▸ WHAT THIS TASK INVOLVES:
An exact reproduction of the records is required, with all images left out.

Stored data
+---+

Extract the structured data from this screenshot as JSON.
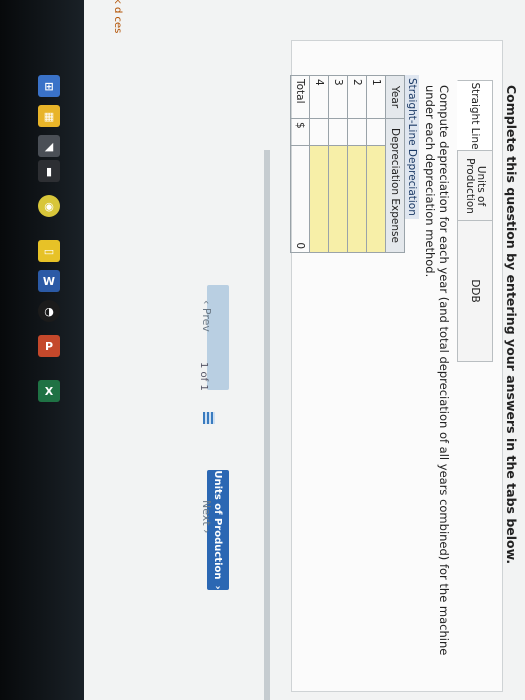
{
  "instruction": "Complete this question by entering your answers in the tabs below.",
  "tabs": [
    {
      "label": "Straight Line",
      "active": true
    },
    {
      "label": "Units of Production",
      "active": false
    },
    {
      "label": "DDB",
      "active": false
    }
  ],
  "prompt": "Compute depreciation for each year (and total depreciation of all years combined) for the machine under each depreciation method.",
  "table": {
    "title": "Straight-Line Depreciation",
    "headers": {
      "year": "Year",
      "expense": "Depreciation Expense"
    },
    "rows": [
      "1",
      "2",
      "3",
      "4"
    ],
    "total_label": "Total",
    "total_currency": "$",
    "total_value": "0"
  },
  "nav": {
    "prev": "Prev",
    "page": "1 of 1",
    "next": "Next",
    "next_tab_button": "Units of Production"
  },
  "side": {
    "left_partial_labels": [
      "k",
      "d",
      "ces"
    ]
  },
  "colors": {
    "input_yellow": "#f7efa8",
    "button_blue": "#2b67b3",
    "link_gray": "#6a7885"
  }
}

+---+

▸ SOLUTION TO THE EXERCISE:
Extract the structured data from this screenshot as JSON.
{
  "instruction": "Complete this question by entering your answers in the tabs below.",
  "tabs": [
    {
      "label": "Straight Line",
      "active": true
    },
    {
      "label": "Units of Production",
      "active": false
    },
    {
      "label": "DDB",
      "active": false
    }
  ],
  "prompt": "Compute depreciation for each year (and total depreciation of all years combined) for the machine under each depreciation method.",
  "table": {
    "title": "Straight-Line Depreciation",
    "headers": {
      "year": "Year",
      "expense": "Depreciation Expense"
    },
    "rows": [
      "1",
      "2",
      "3",
      "4"
    ],
    "total_label": "Total",
    "total_currency": "$",
    "total_value": "0"
  },
  "nav": {
    "prev": "Prev",
    "page": "1 of 1",
    "next": "Next",
    "next_tab_button": "Units of Production"
  },
  "side": {
    "left_partial_labels": [
      "k",
      "d",
      "ces"
    ]
  },
  "colors": {
    "input_yellow": "#f7efa8",
    "button_blue": "#2b67b3",
    "link_gray": "#6a7885"
  }
}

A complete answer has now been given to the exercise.